■ What is asked ■
Please copy out the listing word for word, from its first line up to and including the line containing "source-caption: Source: Jthomasmock".

■ Material supplied ■

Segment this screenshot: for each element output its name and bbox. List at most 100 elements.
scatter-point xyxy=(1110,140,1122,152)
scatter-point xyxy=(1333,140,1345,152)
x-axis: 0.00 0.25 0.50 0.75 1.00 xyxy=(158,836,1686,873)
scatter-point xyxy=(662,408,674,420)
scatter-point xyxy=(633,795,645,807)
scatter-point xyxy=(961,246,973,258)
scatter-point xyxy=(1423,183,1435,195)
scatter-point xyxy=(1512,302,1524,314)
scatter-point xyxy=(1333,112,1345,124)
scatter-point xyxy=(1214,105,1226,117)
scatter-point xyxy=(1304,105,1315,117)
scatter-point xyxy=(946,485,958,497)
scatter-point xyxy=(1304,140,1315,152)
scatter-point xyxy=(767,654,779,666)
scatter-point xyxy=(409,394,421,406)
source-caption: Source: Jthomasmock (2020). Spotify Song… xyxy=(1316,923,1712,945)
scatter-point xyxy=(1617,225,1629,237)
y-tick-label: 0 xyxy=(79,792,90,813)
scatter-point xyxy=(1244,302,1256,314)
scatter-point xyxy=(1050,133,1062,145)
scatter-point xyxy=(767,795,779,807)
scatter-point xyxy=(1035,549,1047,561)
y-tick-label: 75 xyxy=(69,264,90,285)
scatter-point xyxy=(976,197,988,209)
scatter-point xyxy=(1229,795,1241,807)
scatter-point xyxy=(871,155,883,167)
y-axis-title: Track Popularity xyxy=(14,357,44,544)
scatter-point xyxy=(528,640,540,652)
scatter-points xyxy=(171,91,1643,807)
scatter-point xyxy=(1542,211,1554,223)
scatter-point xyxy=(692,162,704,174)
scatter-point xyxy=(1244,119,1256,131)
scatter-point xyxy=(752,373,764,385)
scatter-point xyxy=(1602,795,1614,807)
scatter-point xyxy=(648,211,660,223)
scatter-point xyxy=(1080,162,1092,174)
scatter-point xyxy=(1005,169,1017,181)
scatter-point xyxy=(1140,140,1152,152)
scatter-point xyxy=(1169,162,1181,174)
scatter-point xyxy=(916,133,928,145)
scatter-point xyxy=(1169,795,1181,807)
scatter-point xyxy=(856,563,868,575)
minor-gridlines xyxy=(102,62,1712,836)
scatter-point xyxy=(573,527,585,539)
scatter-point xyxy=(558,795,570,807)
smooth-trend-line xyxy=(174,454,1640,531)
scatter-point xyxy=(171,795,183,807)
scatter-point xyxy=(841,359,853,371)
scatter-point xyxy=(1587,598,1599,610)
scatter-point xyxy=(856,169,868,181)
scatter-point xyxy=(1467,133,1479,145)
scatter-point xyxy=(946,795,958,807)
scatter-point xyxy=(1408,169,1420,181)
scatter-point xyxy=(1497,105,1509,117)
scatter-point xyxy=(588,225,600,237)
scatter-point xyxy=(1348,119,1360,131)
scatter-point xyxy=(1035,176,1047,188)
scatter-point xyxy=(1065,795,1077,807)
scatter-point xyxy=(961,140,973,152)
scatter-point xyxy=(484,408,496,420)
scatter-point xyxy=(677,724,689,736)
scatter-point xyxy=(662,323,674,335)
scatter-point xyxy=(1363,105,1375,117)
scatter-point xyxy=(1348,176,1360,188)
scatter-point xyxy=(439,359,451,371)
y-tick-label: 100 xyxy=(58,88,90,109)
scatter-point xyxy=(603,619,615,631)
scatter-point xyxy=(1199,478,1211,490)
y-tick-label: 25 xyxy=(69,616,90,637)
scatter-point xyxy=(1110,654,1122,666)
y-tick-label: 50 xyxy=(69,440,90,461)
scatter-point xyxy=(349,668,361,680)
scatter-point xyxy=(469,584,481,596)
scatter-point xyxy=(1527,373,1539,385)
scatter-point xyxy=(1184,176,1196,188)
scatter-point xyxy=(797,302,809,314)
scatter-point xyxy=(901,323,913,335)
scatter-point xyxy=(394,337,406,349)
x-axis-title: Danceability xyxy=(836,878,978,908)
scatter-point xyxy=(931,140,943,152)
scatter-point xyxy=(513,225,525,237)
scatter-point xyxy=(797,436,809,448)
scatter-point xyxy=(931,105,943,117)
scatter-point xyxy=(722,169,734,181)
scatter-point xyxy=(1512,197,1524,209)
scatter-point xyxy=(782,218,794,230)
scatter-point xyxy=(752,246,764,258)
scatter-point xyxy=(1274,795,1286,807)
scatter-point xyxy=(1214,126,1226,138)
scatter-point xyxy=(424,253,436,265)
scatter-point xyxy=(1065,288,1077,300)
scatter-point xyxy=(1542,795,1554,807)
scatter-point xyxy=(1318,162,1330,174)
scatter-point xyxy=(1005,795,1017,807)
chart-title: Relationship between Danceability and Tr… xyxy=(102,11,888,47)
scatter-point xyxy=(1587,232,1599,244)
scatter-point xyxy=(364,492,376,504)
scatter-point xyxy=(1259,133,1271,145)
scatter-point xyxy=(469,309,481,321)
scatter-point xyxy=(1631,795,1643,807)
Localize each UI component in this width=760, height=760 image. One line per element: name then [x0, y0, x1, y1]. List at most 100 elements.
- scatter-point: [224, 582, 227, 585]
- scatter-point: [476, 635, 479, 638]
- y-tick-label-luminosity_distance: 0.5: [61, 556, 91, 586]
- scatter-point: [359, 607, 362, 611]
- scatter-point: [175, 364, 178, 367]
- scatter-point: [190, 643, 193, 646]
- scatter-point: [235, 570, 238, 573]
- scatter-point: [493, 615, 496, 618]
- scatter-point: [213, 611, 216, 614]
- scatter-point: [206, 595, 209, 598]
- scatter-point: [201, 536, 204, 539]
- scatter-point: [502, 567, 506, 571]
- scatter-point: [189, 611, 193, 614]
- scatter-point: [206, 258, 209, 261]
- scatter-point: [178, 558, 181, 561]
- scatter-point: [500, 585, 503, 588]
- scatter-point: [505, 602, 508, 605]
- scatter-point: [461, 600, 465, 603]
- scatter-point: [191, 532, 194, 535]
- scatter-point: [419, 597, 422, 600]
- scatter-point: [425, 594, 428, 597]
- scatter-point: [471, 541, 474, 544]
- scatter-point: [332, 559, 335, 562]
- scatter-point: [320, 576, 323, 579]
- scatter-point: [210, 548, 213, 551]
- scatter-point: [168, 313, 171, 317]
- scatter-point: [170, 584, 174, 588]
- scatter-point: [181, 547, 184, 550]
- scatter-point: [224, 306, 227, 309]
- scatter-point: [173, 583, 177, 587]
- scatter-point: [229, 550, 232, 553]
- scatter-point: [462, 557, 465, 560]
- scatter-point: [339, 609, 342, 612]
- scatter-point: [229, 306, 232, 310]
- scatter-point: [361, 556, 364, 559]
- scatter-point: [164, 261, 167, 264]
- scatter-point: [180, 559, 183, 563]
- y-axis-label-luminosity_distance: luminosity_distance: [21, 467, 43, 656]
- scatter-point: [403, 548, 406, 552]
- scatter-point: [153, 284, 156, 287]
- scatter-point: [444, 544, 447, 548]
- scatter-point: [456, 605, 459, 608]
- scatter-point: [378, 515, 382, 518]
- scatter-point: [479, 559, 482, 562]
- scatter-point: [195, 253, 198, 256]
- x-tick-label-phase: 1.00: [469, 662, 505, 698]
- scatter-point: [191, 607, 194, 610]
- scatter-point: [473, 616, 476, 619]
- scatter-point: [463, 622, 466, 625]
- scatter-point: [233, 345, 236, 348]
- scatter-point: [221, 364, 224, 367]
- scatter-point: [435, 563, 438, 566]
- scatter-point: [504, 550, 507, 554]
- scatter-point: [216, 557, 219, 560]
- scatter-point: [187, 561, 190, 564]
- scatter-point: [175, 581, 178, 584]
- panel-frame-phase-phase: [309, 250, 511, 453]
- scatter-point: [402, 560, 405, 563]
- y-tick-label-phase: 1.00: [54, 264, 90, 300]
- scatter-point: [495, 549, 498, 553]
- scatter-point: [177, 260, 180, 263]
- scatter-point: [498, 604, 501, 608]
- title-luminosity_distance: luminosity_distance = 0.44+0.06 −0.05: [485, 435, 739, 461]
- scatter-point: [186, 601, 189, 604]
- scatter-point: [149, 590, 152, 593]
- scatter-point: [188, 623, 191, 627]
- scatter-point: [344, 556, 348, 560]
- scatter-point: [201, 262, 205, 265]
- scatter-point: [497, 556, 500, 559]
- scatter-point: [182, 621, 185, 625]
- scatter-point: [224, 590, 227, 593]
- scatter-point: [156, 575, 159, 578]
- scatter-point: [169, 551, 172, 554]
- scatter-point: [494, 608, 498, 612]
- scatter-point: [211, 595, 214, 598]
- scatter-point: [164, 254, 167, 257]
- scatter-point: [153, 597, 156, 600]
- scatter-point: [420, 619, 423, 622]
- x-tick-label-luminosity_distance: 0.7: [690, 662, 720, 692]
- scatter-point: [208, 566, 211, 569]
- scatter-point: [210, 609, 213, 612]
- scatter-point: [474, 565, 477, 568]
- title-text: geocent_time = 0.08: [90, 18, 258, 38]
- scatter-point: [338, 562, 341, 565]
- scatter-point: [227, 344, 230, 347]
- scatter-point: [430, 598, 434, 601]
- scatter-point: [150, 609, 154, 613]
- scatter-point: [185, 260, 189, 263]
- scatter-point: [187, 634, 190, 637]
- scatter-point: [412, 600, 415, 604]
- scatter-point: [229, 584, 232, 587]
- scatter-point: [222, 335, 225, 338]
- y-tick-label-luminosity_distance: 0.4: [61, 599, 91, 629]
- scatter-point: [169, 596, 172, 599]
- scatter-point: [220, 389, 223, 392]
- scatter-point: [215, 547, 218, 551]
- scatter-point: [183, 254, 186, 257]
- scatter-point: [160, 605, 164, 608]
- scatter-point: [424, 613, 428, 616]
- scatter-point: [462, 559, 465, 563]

■ Expected answer ■
Segment this screenshot: for each element output its name and bbox. List at most 100 elements.
scatter-point xyxy=(1110,140,1122,152)
scatter-point xyxy=(1333,140,1345,152)
x-axis: 0.00 0.25 0.50 0.75 1.00 xyxy=(158,836,1686,873)
scatter-point xyxy=(662,408,674,420)
scatter-point xyxy=(633,795,645,807)
scatter-point xyxy=(961,246,973,258)
scatter-point xyxy=(1423,183,1435,195)
scatter-point xyxy=(1512,302,1524,314)
scatter-point xyxy=(1333,112,1345,124)
scatter-point xyxy=(1214,105,1226,117)
scatter-point xyxy=(1304,105,1315,117)
scatter-point xyxy=(946,485,958,497)
scatter-point xyxy=(1304,140,1315,152)
scatter-point xyxy=(767,654,779,666)
scatter-point xyxy=(409,394,421,406)
source-caption: Source: Jthomasmock (2020). Spotify Song… xyxy=(1316,923,1712,945)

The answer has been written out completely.